> _Objective A_: Quote the passage of the outsourcing article that runs from "A lot has changed" up to and including "when contracts expired.".

> _Document_:
------------------------------------------------
"We outsourced almost everything in (information services) except application development and maintenance," confirms Dr. Wendell Jones, former general manager of McDonnell Douglas Aerospace Information Services Co. and one of the principal architects behind the 10-year, $3-billion deal that put IBM's newly formed outsourcing division on the map.
A lot has changed in the last seven years, says Jones, currently CEO of Outsourcing Advisors International, a New York-based consulting firm that advises executives on sourcing strategies.
"Minus a few notable exceptions, those gigantic deals where you outsource 80 percent or more of a department or function are rare today," he says.
Companies today are more selective in what they outsource, and they have to justify those decisions based on more strategic reasons than just cost reduction. That's partly because, following a brief honeymoon period in the 1990s, many outsourcing deals foundered, and, according to some estimates, fully a third of such projects were brought back in-house when contracts expired.
Outsourcing is still alive and well, but it's no longer considered a panacea. Today the CIO must leverage outsourcing as one strategic tool in a continuum that includes contracting out, alliances, and mergers. That means relinquishing control over some parts of the business while working closely with other senior managers to weigh the benefits and costs of various types of partnerships.
The Honeymoon Is Over
Overall, outsourcing continues to grow at a rate faster than the U.S. economy, according to The Outsourcing Institute, an industry trade group based in Jericho, N.Y. In 2000, information technology still represented more than 20 percent of all outsourced services, yet growth in that sector is slowing, outpaced by sourcing of business processes such as accounting, human resources and facilities management.
------------------------------------------------
> _Supplied data_:

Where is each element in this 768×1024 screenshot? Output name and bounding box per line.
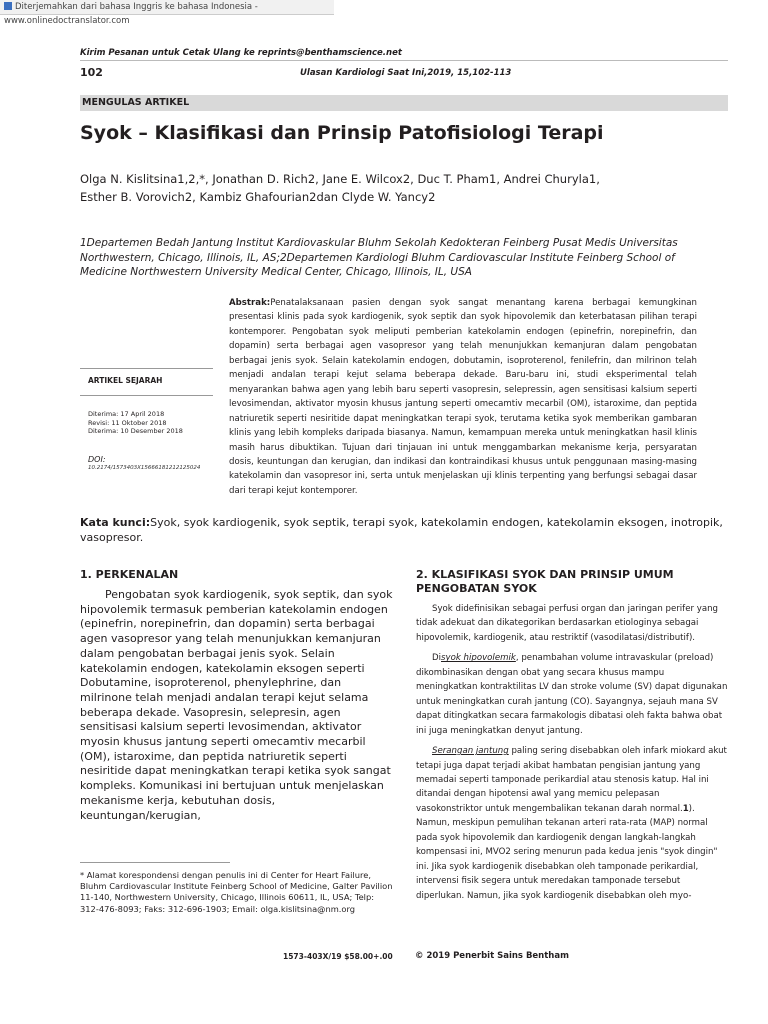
heart-attack-term[interactable]: Serangan jantung (432, 746, 509, 757)
section-1-heading: 1. PERKENALAN (80, 568, 179, 581)
section-2-paragraph-2 (416, 651, 728, 738)
article-title: Syok – Klasifikasi dan Prinsip Patofisiologi Terapi (80, 122, 604, 144)
history-divider-top (80, 368, 213, 369)
section-2-paragraph-1: Syok didefinisikan sebagai perfusi organ dan jaringan perifer yang tidak adekuat dan dikategorikan berdasarkan etiologinya sebagai hipovolemik, kardiogenik, atau restriktif (vasodilatasi/distributif). (416, 604, 718, 643)
keywords-label: Kata kunci: (80, 516, 151, 529)
accepted-date: Diterima: 10 Desember 2018 (88, 427, 183, 435)
section-2-heading: 2. KLASIFIKASI SYOK DAN PRINSIP UMUM PENGOBATAN SYOK (416, 568, 674, 595)
abstract (229, 296, 697, 498)
abstract-label: Abstrak: (229, 298, 271, 308)
affiliations: 1Departemen Bedah Jantung Institut Kardiovaskular Bluhm Sekolah Kedokteran Feinberg Pusat Medis Universitas Northwestern, Chicago, Illinois, IL, AS;2Departemen Kardiologi Bluhm Cardiovascular Institute Feinberg School of Medicine Northwestern University Medical Center, Chicago, Illinois, IL, USA (80, 237, 678, 278)
abstract-text: Penatalaksanaan pasien dengan syok sangat menantang karena berbagai kemungkinan presentasi klinis pada syok kardiogenik, syok septik dan syok hipovolemik dan keterbatasan pilihan terapi kontemporer. Pengobatan syok meliputi pemberian katekolamin endogen (epinefrin, norepinefrin, dan dopamin) serta berbagai agen vasopresor yang telah menunjukkan kemanjuran dalam pengobatan berbagai jenis syok. Selain katekolamin endogen, dobutamin, isoproterenol, fenilefrin, dan milrinon telah menjadi andalan terapi kejut selama beberapa dekade. Baru-baru ini, studi eksperimental telah menyarankan bahwa agen yang lebih baru seperti vasopresin, selepressin, agen sensitisasi kalsium seperti levosimendan, aktivator myosin khusus jantung seperti omecamtiv mecarbil (OM), istaroxime, dan peptida natriuretik seperti nesiritide dapat meningkatkan terapi syok, terutama ketika syok memberikan gambaran klinis yang lebih kompleks daripada biasanya. Namun, kemampuan mereka untuk meningkatkan hasil klinis masih harus dibuktikan. Tujuan dari tinjauan ini untuk menggambarkan mekanisme kerja, persyaratan dosis, keuntungan dan kerugian, dan indikasi dan kontraindikasi khusus untuk penggunaan masing-masing katekolamin dan vasopresor ini, serta untuk menjelaskan uji klinis terpenting yang berfungsi sebagai dasar dari terapi kejut kontemporer. (229, 298, 697, 496)
translator-bar[interactable] (0, 0, 334, 26)
issn-price: 1573-403X/19 $58.00+.00 (283, 952, 393, 961)
para3-rest: ). Namun, meskipun pemulihan tekanan arteri rata-rata (MAP) normal pada syok hipovolemik dan kardiogenik dengan langkah-langkah kompensasi ini, MVO2 sering menurun pada kedua jenis "syok dingin" ini. Jika syok kardiogenik disebabkan oleh tamponade perikardial, intervensi fisik segera untuk meredakan tamponade tersebut diperlukan. Namun, jika syok kardiogenik disebabkan oleh myo- (416, 803, 718, 901)
doi-label: DOI: (88, 455, 106, 464)
history-dates (88, 410, 183, 436)
doi-link[interactable]: 10.2174/1573403X15666181212125024 (88, 465, 201, 471)
copyright-publisher: © 2019 Penerbit Sains Bentham (415, 951, 569, 961)
author-list (80, 170, 740, 206)
revised-date: Revisi: 11 Oktober 2018 (88, 418, 167, 427)
correspondence-footnote: * Alamat korespondensi dengan penulis ini di Center for Heart Failure, Bluhm Cardiovascular Institute Feinberg School of Medicine, Galter Pavilion 11-140, Northwestern University, Chicago, Illinois 60611, IL, USA; Telp: 312-476-8093; Faks: 312-696-1903; Email: olga.kislitsina@nm.org (80, 870, 393, 914)
section-2-paragraph-3 (416, 744, 728, 903)
translator-bar-text[interactable]: Diterjemahkan dari bahasa Inggris ke bahasa Indonesia - www.onlinedoctranslator.com (4, 2, 258, 26)
section-1-paragraph: Pengobatan syok kardiogenik, syok septik, dan syok hipovolemik termasuk pemberian katekolamin endogen (epinefrin, norepinefrin, dan dopamin) serta berbagai agen vasopresor yang telah menunjukkan kemanjuran dalam pengobatan berbagai jenis syok. Selain katekolamin endogen, katekolamin eksogen seperti Dobutamine, isoproterenol, phenylephrine, dan milrinone telah menjadi andalan terapi kejut selama beberapa dekade. Vasopresin, selepresin, agen sensitisasi kalsium seperti levosimendan, aktivator myosin khusus jantung seperti omecamtiv mecarbil (OM), istaroxime, dan peptida natriuretik seperti nesiritide dapat meningkatkan terapi ketika syok sangat kompleks. Komunikasi ini bertujuan untuk menjelaskan mekanisme kerja, kebutuhan dosis, keuntungan/kerugian, (80, 588, 393, 822)
reprint-notice: Kirim Pesanan untuk Cetak Ulang ke reprints@benthamscience.net (80, 48, 728, 61)
left-column (80, 568, 395, 823)
para2-prefix: Di (432, 653, 442, 664)
author-line-1: Olga N. Kislitsina1,2,*, Jonathan D. Rich2, Jane E. Wilcox2, Duc T. Pham1, Andrei Churyla1, (80, 172, 600, 186)
section-label: MENGULAS ARTIKEL (82, 97, 190, 108)
para3-text: paling sering disebabkan oleh infark miokard akut tetapi juga dapat terjadi akibat hambatan pengisian jantung yang memadai seperti tamponade perikardial atau stenosis katup. Hal ini ditandai dengan hipotensi awal yang memicu pelepasan vasokonstriktor untuk mengembalikan tekanan darah normal. (416, 746, 727, 814)
reference-1[interactable]: 1 (682, 803, 689, 814)
para2-text: , penambahan volume intravaskular (preload) dikombinasikan dengan obat yang secara khusus mampu meningkatkan kontraktilitas LV dan stroke volume (SV) dapat digunakan untuk meningkatkan curah jantung (CO). Sayangnya, sejauh mana SV dapat ditingkatkan secara farmakologis dibatasi oleh fakta bahwa obat ini juga meningkatkan denyut jantung. (416, 653, 728, 736)
keywords (80, 515, 730, 545)
keywords-text: Syok, syok kardiogenik, syok septik, terapi syok, katekolamin endogen, katekolamin eksogen, inotropik, vasopresor. (80, 516, 723, 544)
right-column (416, 568, 728, 909)
translator-logo-icon (4, 2, 12, 10)
author-line-2: Esther B. Vorovich2, Kambiz Ghafourian2dan Clyde W. Yancy2 (80, 190, 436, 204)
journal-reference: Ulasan Kardiologi Saat Ini,2019, 15,102-113 (300, 68, 512, 78)
footnote-divider (80, 862, 230, 863)
history-title: ARTIKEL SEJARAH (88, 376, 163, 385)
page-number: 102 (80, 66, 103, 79)
hypovolemic-shock-term[interactable]: syok hipovolemik (441, 653, 516, 664)
received-date: Diterima: 17 April 2018 (88, 410, 165, 418)
history-divider-bottom (80, 395, 213, 396)
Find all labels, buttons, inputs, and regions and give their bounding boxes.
------------------------------------------------
> _Objective B_: From the entries, print the lines from the line with "heart-attack-term[interactable]: Serangan jantung" up to and including the line with "accepted-date: Diterima: 10".

> _Written answer A_:
A lot has changed in the last seven years, says Jones, currently CEO of Outsourcing Advisors International, a New York-based consulting firm that advises executives on sourcing strategies.
"Minus a few notable exceptions, those gigantic deals where you outsource 80 percent or more of a department or function are rare today," he says.
Companies today are more selective in what they outsource, and they have to justify those decisions based on more strategic reasons than just cost reduction. That's partly because, following a brief honeymoon period in the 1990s, many outsourcing deals foundered, and, according to some estimates, fully a third of such projects were brought back in-house when contracts expired.

> _Written answer B_:
heart-attack-term[interactable]: Serangan jantung (432, 746, 509, 757)
section-1-heading: 1. PERKENALAN (80, 568, 179, 581)
section-2-paragraph-2 (416, 651, 728, 738)
article-title: Syok – Klasifikasi dan Prinsip Patofisiologi Terapi (80, 122, 604, 144)
history-divider-top (80, 368, 213, 369)
section-2-paragraph-1: Syok didefinisikan sebagai perfusi organ dan jaringan perifer yang tidak adekuat dan dikategorikan berdasarkan etiologinya sebagai hipovolemik, kardiogenik, atau restriktif (vasodilatasi/distributif). (416, 604, 718, 643)
keywords-label: Kata kunci: (80, 516, 151, 529)
accepted-date: Diterima: 10 Desember 2018 (88, 427, 183, 435)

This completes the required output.